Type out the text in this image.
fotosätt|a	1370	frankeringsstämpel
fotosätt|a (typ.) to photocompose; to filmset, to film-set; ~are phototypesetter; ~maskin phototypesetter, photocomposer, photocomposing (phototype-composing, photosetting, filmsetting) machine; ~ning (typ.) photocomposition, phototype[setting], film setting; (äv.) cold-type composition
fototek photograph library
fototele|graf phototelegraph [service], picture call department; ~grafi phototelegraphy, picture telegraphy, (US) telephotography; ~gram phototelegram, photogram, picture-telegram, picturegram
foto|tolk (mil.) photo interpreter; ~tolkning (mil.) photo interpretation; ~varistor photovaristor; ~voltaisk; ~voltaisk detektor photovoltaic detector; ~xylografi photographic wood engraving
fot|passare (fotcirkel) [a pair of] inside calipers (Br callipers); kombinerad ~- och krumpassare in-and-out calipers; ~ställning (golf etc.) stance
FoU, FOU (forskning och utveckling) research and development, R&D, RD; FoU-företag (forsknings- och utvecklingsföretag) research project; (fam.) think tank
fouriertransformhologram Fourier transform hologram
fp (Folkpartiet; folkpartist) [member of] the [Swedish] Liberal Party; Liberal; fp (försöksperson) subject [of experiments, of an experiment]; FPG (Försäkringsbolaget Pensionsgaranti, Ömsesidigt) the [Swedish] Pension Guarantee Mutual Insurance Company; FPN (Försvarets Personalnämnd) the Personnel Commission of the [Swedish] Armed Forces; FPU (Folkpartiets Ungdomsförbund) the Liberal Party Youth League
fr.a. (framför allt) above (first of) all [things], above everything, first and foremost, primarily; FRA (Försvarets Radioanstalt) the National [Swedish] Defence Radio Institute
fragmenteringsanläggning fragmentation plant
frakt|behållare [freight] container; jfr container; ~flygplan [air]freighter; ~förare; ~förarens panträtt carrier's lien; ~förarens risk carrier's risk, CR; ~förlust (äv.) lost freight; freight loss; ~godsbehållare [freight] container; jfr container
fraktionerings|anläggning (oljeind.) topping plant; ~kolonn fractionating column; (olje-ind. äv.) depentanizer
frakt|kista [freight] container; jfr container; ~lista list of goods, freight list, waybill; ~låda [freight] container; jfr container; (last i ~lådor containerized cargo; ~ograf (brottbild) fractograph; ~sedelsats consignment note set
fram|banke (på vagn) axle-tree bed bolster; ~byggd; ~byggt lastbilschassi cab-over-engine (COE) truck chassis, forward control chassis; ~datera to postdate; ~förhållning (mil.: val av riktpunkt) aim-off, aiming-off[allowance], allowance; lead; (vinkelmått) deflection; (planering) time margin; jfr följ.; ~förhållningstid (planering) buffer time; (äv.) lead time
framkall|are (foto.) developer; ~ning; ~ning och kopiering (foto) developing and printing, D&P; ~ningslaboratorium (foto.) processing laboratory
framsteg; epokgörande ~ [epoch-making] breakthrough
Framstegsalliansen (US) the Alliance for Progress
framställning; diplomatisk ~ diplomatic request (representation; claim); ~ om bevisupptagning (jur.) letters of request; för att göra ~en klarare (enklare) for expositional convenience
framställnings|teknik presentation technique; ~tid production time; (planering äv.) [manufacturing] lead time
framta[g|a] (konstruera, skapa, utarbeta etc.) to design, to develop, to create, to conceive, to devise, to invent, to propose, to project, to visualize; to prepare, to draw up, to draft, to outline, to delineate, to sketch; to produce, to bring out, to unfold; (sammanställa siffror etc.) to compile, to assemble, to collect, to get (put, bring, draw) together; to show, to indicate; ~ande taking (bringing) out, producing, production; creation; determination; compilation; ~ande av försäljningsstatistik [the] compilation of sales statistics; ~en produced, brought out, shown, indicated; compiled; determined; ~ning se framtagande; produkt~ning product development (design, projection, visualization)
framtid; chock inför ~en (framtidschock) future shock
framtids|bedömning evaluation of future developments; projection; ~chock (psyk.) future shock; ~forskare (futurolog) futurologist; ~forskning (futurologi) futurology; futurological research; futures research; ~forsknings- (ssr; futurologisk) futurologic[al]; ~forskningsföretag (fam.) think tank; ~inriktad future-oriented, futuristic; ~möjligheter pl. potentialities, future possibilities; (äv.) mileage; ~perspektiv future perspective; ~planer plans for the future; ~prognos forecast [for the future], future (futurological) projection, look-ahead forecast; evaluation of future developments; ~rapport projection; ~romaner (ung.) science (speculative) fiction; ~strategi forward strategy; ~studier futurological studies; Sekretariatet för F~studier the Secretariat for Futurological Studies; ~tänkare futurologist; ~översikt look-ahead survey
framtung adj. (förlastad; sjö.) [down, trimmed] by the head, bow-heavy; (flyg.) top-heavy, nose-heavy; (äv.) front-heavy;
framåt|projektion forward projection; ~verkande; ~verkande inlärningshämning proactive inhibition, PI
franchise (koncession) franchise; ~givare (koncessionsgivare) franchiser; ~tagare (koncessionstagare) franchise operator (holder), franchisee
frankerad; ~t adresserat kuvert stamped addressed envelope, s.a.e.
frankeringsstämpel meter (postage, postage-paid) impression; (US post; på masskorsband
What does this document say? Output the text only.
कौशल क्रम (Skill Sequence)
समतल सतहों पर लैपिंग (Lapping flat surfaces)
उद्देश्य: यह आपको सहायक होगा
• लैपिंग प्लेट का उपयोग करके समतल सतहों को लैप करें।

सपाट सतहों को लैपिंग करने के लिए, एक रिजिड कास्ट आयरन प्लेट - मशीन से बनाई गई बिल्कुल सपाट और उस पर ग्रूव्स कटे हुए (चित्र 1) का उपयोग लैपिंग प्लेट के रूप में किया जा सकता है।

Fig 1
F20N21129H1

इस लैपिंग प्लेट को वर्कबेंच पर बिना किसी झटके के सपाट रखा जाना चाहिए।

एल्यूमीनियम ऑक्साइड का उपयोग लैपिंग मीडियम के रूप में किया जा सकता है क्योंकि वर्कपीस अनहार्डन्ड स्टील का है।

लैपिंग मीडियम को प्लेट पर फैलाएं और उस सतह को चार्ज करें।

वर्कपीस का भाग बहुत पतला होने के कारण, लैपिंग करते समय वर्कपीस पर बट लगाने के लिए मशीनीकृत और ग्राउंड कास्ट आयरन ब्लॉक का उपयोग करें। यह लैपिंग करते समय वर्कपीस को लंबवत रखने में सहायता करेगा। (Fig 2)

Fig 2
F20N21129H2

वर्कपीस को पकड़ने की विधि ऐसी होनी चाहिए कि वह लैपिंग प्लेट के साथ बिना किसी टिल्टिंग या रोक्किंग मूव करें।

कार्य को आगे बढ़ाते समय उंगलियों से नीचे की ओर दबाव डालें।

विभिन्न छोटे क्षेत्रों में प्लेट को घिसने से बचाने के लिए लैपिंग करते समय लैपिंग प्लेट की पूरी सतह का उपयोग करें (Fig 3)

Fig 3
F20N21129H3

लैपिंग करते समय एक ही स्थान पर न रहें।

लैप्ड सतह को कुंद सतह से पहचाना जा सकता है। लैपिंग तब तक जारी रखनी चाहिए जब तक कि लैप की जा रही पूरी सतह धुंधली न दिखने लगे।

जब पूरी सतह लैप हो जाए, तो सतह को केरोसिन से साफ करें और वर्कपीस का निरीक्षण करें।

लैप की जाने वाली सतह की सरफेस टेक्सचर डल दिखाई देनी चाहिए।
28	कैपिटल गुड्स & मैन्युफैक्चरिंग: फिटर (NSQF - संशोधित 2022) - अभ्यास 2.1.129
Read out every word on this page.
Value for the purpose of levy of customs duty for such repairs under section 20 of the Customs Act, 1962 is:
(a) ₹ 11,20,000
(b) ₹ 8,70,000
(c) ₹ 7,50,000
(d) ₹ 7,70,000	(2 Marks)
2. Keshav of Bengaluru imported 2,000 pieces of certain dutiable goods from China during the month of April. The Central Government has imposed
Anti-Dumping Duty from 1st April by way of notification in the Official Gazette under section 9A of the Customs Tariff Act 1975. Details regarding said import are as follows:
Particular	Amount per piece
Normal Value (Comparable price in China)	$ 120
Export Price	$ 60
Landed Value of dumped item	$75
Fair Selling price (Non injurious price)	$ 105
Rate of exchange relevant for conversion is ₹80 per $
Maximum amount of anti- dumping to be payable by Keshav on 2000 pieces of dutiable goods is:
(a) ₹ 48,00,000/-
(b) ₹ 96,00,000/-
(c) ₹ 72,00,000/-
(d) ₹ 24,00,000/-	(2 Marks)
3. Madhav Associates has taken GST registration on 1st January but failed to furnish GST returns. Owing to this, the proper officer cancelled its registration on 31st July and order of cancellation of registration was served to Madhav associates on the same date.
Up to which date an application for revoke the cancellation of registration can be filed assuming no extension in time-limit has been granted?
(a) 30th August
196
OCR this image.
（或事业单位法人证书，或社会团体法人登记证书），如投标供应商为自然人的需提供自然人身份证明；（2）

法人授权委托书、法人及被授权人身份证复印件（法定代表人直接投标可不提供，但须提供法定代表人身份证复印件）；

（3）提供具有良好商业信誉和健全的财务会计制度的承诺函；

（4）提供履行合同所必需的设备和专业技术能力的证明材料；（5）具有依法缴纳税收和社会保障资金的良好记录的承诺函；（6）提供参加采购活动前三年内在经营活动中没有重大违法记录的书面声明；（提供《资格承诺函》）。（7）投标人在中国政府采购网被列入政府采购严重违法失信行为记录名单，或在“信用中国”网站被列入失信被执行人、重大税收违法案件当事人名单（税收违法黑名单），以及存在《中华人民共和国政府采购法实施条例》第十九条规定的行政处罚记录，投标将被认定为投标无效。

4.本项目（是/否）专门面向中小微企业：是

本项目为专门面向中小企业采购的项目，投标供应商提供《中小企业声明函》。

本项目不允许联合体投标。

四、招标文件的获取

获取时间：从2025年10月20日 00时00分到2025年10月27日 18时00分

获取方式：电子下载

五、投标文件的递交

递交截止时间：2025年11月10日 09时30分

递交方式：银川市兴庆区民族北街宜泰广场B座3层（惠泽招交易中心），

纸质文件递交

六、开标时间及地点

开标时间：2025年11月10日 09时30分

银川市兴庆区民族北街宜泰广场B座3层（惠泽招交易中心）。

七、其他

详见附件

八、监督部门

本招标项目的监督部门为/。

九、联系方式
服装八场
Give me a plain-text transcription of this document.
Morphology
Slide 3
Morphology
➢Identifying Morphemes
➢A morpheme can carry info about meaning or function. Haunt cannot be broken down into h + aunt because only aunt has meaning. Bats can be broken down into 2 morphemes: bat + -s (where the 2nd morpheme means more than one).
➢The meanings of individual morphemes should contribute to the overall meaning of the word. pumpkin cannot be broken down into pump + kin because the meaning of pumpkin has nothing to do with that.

**Do this**
Which lines contain "Försvarets"? Show each of them.

**Result**
fp (Folkpartiet; folkpartist) [member of] the [Swedish] Liberal Party; Liberal; fp (försöksperson) subject [of experiments, of an experiment]; FPG (Försäkringsbolaget Pensionsgaranti, Ömsesidigt) the [Swedish] Pension Guarantee Mutual Insurance Company; FPN (Försvarets Personalnämnd) the Personnel Commission of the [Swedish] Armed Forces; FPU (Folkpartiets Ungdomsförbund) the Liberal Party Youth League
fr.a. (framför allt) above (first of) all [things], above everything, first and foremost, primarily; FRA (Försvarets Radioanstalt) the National [Swedish] Defence Radio Institute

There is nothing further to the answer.